--- Start Provided passage ---
The same Catholics who condemn ‘relativism’ and a ‘culture of death’ have built a deadly, post-truth world

By Sam Rocha, 16 February 2021
Image: Gary Meulemans/Unsplash

 

Roman Catholics in the United States who frequently use the expressions “culture of death” and “dictatorship of relativism” increasingly inhabit—and have helped to build—a world that these slogans describe. A real and present “culture of death” and “dictatorship of relativism” now reside within the groups that made these papal quotes into mantras and for whom those expressions carry the most meaning and significance.

In 1995, Pope John Paul II promulgated his encyclical “Evangelium Vitae” (“Gospel of Life”), in which he forcefully opposed “the culture of death.” A decade later, in his final homily before being elected as John Paul II’s successor, then-Cardinal Joseph Ratzinger expressed his own cultural critique in this way: “We are building a dictatorship of relativism that does not recognise anything as definitive and whose ultimate goal consists solely of one’s own ego and desires.”
--- End Provided passage ---
--- Start Supplied data ---
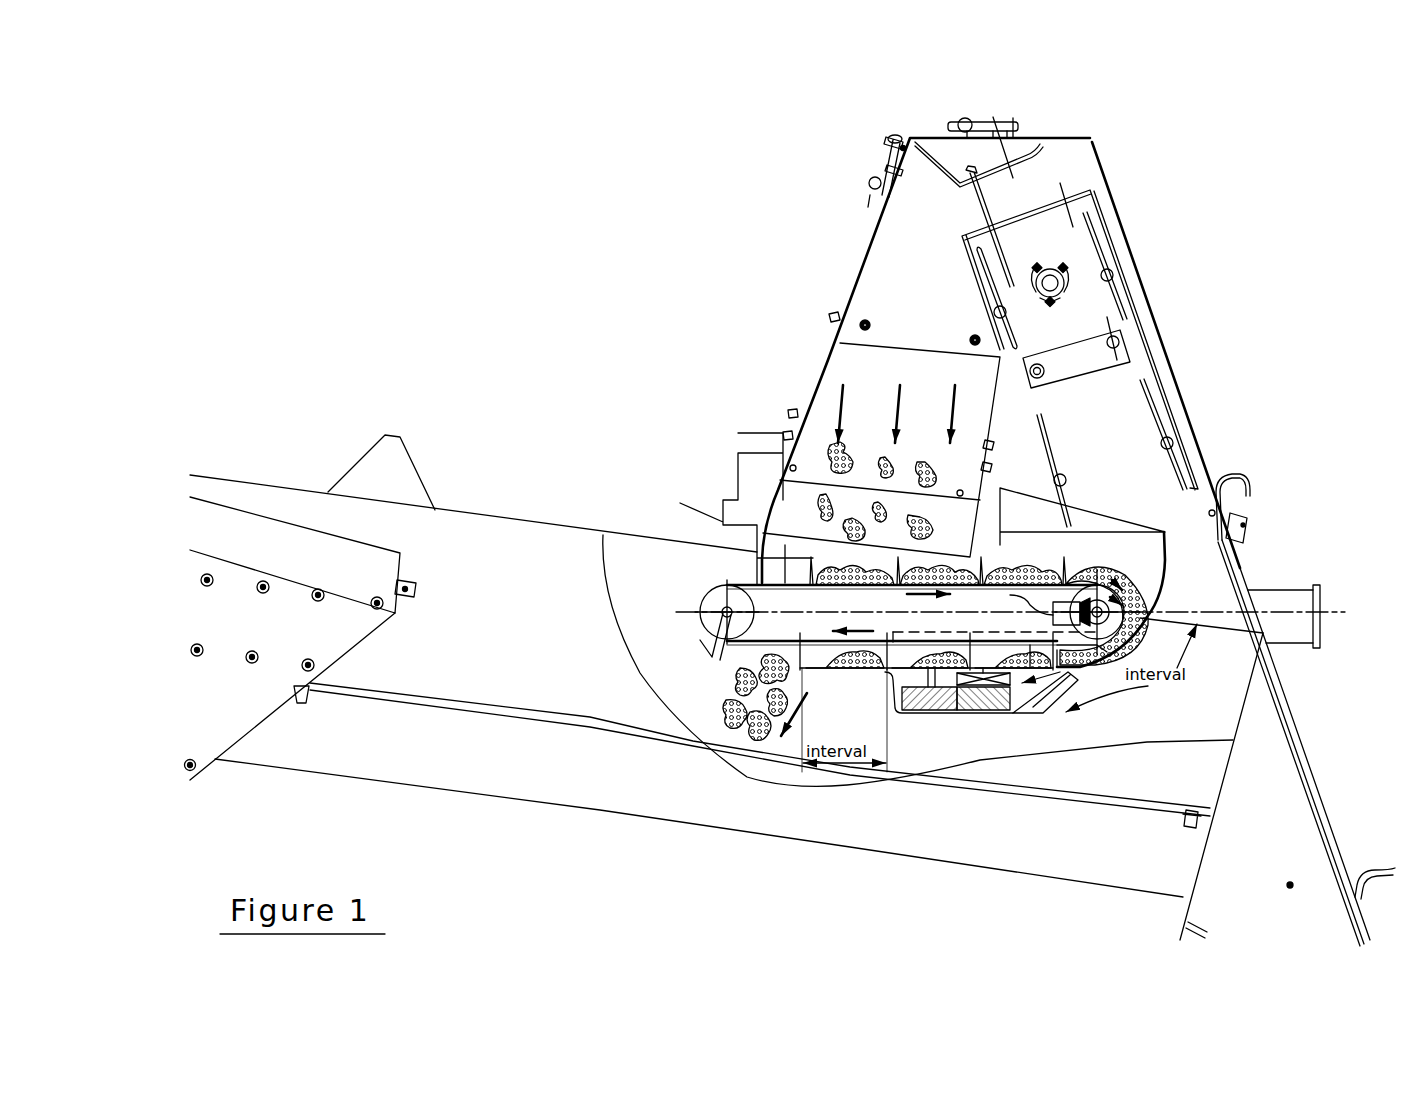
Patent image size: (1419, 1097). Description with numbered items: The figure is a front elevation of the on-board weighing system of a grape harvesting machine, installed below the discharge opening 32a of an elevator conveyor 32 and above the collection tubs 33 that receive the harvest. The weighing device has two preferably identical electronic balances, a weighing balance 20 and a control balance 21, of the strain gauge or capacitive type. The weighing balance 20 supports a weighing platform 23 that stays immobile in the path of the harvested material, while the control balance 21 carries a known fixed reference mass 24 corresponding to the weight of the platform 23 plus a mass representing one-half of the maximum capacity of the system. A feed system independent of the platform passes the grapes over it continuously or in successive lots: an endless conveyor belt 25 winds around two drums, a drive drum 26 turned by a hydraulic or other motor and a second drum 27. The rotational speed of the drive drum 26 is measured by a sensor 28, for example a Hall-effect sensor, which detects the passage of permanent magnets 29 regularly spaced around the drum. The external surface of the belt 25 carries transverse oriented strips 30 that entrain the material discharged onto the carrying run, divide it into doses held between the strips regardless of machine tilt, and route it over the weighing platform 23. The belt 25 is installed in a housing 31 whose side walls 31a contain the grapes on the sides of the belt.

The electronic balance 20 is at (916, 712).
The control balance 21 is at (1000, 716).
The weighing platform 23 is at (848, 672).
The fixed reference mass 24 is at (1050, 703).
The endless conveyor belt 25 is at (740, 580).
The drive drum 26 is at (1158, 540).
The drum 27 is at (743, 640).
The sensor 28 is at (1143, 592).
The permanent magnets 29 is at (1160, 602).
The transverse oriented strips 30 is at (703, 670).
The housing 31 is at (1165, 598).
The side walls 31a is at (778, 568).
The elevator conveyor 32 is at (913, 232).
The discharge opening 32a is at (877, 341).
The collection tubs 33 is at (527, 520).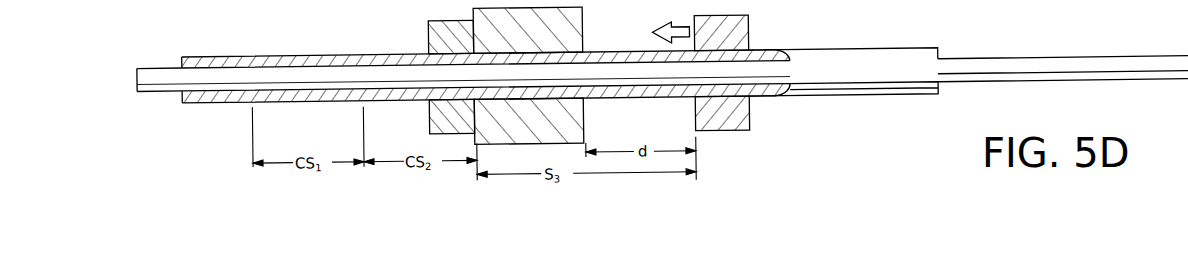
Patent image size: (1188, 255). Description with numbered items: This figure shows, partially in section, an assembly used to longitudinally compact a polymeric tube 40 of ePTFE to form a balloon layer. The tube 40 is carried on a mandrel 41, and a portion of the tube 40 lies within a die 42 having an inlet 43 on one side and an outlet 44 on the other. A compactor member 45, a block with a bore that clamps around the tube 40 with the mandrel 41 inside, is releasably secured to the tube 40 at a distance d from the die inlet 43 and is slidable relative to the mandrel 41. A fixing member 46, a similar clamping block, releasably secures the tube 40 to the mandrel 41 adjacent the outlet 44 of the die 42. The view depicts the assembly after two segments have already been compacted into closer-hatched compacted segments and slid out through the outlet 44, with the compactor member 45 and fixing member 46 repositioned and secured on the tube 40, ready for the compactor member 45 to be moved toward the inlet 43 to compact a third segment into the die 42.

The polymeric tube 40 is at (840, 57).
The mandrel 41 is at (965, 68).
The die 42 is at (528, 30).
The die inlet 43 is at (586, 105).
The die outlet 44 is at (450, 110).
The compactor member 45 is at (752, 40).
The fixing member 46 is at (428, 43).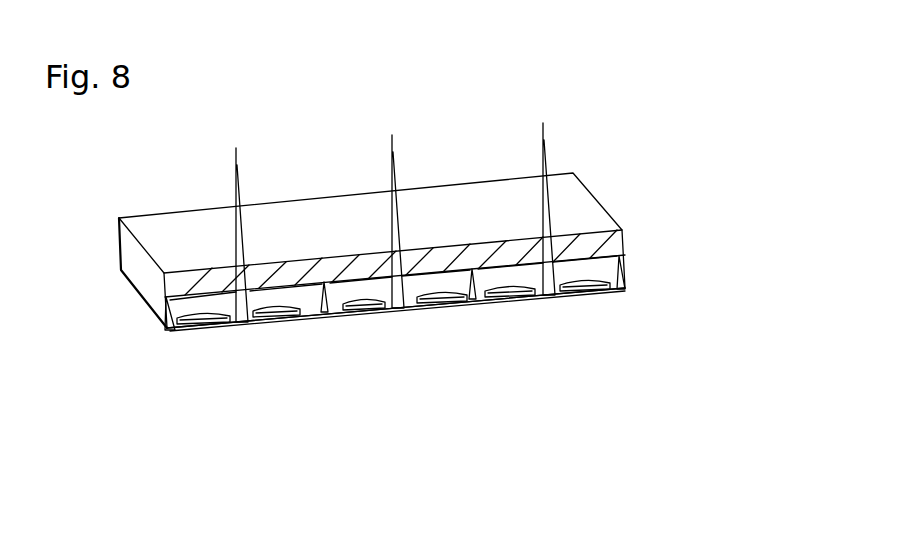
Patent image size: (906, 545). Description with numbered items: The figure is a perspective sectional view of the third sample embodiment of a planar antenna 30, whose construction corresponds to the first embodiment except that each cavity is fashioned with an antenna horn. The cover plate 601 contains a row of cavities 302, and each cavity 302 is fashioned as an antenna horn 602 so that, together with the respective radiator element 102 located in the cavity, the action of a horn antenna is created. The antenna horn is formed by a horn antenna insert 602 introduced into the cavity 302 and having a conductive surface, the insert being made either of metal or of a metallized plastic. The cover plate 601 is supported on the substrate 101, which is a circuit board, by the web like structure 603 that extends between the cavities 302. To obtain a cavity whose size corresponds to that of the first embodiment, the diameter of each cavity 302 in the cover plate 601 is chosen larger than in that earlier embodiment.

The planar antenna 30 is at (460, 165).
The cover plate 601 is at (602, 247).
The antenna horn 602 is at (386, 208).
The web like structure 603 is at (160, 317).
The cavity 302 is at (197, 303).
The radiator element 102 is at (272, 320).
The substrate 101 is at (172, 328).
--- End Supplied data ---
Job
Copy out the stretch of the article on Catholic slogans above, from "The same Catholics" to "meaning and significance.".

Exercise output
The same Catholics who condemn ‘relativism’ and a ‘culture of death’ have built a deadly, post-truth world

By Sam Rocha, 16 February 2021
Image: Gary Meulemans/Unsplash

 

Roman Catholics in the United States who frequently use the expressions “culture of death” and “dictatorship of relativism” increasingly inhabit—and have helped to build—a world that these slogans describe. A real and present “culture of death” and “dictatorship of relativism” now reside within the groups that made these papal quotes into mantras and for whom those expressions carry the most meaning and significance.